» **EXCERPTED DATA**:

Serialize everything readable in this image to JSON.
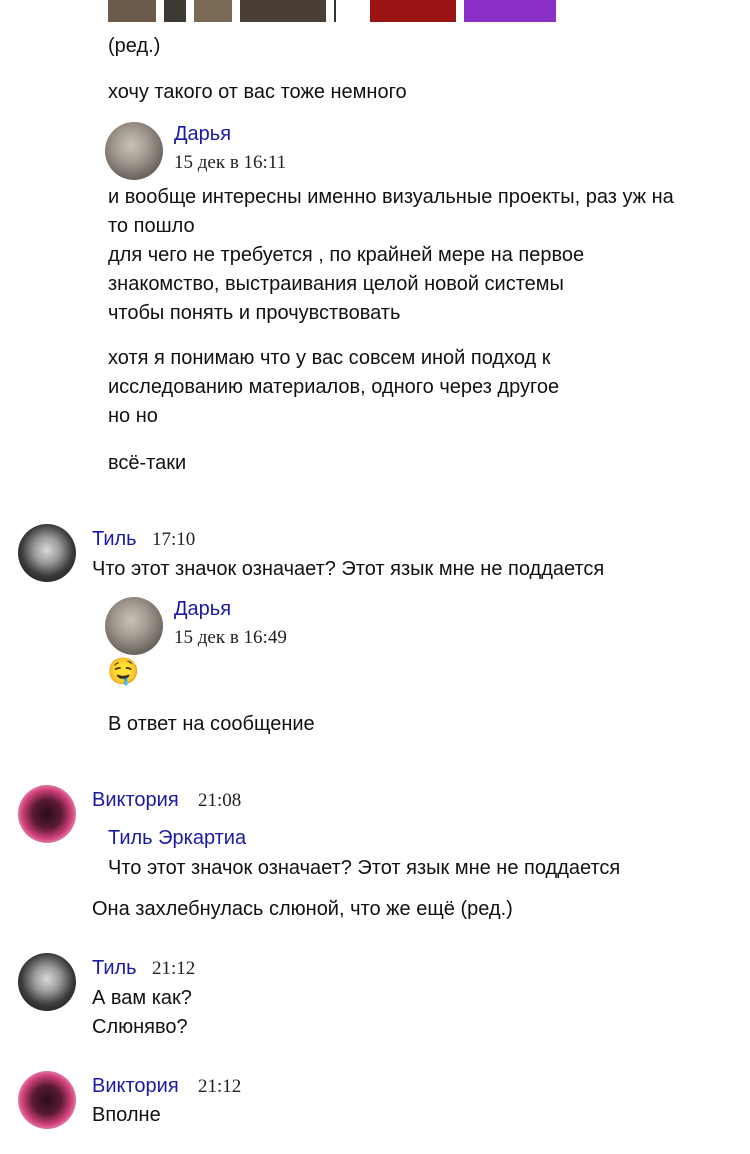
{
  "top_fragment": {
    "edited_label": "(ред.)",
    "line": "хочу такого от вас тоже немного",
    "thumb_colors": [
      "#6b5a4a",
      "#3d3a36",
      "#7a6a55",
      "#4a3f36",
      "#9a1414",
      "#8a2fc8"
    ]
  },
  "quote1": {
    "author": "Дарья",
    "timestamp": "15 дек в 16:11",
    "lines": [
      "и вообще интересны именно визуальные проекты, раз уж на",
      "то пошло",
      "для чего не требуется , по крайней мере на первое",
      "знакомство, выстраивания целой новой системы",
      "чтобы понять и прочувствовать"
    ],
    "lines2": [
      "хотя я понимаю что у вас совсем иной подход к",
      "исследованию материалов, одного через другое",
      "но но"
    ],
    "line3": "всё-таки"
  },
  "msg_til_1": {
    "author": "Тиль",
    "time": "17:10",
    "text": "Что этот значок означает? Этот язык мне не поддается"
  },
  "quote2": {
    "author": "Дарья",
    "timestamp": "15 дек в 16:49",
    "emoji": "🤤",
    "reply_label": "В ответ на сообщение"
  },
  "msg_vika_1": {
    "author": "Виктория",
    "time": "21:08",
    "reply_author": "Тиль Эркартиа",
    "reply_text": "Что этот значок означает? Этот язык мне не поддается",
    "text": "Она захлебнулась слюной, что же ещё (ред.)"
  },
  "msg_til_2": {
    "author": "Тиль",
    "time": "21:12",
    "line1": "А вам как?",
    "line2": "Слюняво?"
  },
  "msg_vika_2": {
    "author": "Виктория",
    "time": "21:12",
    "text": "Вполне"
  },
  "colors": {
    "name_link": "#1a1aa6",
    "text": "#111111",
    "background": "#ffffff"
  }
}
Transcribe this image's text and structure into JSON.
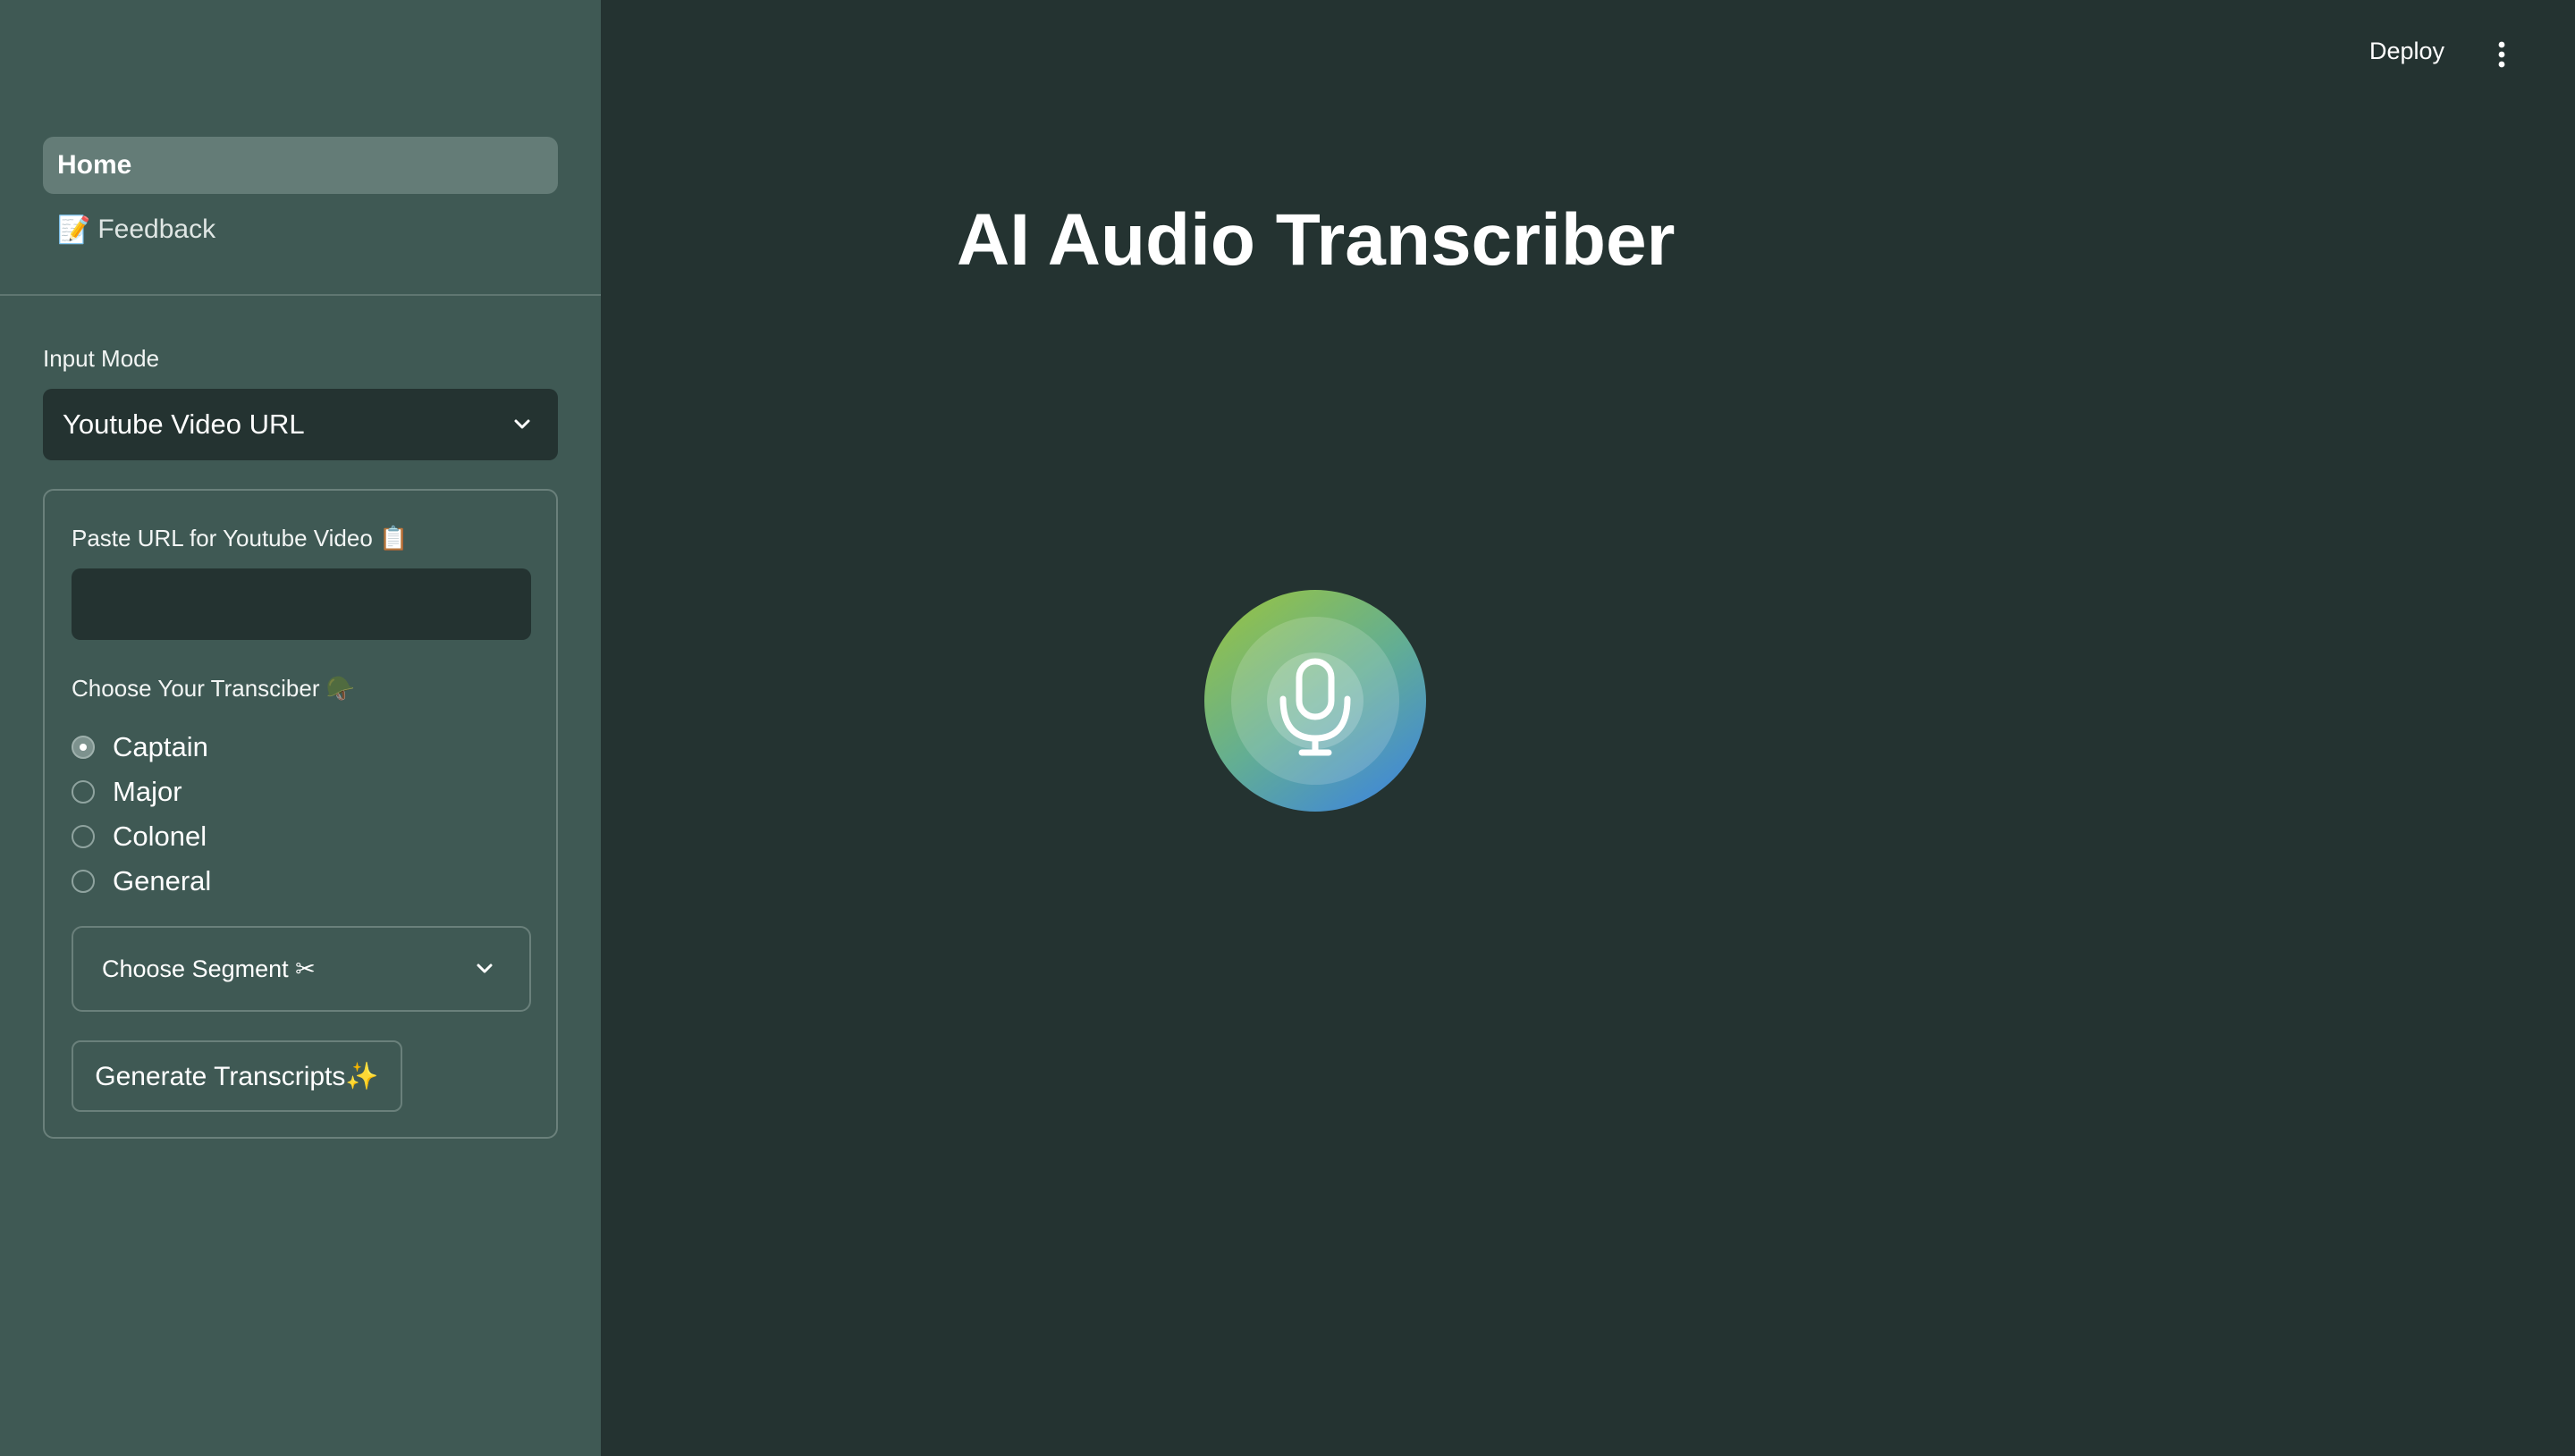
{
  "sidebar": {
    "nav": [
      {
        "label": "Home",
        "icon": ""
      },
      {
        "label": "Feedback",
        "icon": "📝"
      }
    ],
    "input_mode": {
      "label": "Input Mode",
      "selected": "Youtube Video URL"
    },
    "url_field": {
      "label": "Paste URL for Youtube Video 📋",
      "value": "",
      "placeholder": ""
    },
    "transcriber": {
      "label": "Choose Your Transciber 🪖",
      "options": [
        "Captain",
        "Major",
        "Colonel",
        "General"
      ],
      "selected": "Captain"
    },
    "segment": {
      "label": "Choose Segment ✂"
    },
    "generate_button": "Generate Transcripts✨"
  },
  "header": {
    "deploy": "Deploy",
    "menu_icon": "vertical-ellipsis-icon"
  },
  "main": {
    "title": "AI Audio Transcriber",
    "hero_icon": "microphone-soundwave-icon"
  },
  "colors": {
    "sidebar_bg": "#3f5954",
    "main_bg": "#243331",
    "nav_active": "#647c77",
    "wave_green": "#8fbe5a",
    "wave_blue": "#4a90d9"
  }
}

» **BRIEF**:
Copy out all of the data word for word. Do not carry over any picture.

» **SOLUTION**:
Serialize everything readable in this image to JSON.
{
  "top_fragment": {
    "edited_label": "(ред.)",
    "line": "хочу такого от вас тоже немного",
    "thumb_colors": [
      "#6b5a4a",
      "#3d3a36",
      "#7a6a55",
      "#4a3f36",
      "#9a1414",
      "#8a2fc8"
    ]
  },
  "quote1": {
    "author": "Дарья",
    "timestamp": "15 дек в 16:11",
    "lines": [
      "и вообще интересны именно визуальные проекты, раз уж на",
      "то пошло",
      "для чего не требуется , по крайней мере на первое",
      "знакомство, выстраивания целой новой системы",
      "чтобы понять и прочувствовать"
    ],
    "lines2": [
      "хотя я понимаю что у вас совсем иной подход к",
      "исследованию материалов, одного через другое",
      "но но"
    ],
    "line3": "всё-таки"
  },
  "msg_til_1": {
    "author": "Тиль",
    "time": "17:10",
    "text": "Что этот значок означает? Этот язык мне не поддается"
  },
  "quote2": {
    "author": "Дарья",
    "timestamp": "15 дек в 16:49",
    "emoji": "🤤",
    "reply_label": "В ответ на сообщение"
  },
  "msg_vika_1": {
    "author": "Виктория",
    "time": "21:08",
    "reply_author": "Тиль Эркартиа",
    "reply_text": "Что этот значок означает? Этот язык мне не поддается",
    "text": "Она захлебнулась слюной, что же ещё (ред.)"
  },
  "msg_til_2": {
    "author": "Тиль",
    "time": "21:12",
    "line1": "А вам как?",
    "line2": "Слюняво?"
  },
  "msg_vika_2": {
    "author": "Виктория",
    "time": "21:12",
    "text": "Вполне"
  },
  "colors": {
    "name_link": "#1a1aa6",
    "text": "#111111",
    "background": "#ffffff"
  }
}
Transcribe this image's text and structure into JSON.
{
  "sidebar": {
    "nav": [
      {
        "label": "Home",
        "icon": ""
      },
      {
        "label": "Feedback",
        "icon": "📝"
      }
    ],
    "input_mode": {
      "label": "Input Mode",
      "selected": "Youtube Video URL"
    },
    "url_field": {
      "label": "Paste URL for Youtube Video 📋",
      "value": "",
      "placeholder": ""
    },
    "transcriber": {
      "label": "Choose Your Transciber 🪖",
      "options": [
        "Captain",
        "Major",
        "Colonel",
        "General"
      ],
      "selected": "Captain"
    },
    "segment": {
      "label": "Choose Segment ✂"
    },
    "generate_button": "Generate Transcripts✨"
  },
  "header": {
    "deploy": "Deploy",
    "menu_icon": "vertical-ellipsis-icon"
  },
  "main": {
    "title": "AI Audio Transcriber",
    "hero_icon": "microphone-soundwave-icon"
  },
  "colors": {
    "sidebar_bg": "#3f5954",
    "main_bg": "#243331",
    "nav_active": "#647c77",
    "wave_green": "#8fbe5a",
    "wave_blue": "#4a90d9"
  }
}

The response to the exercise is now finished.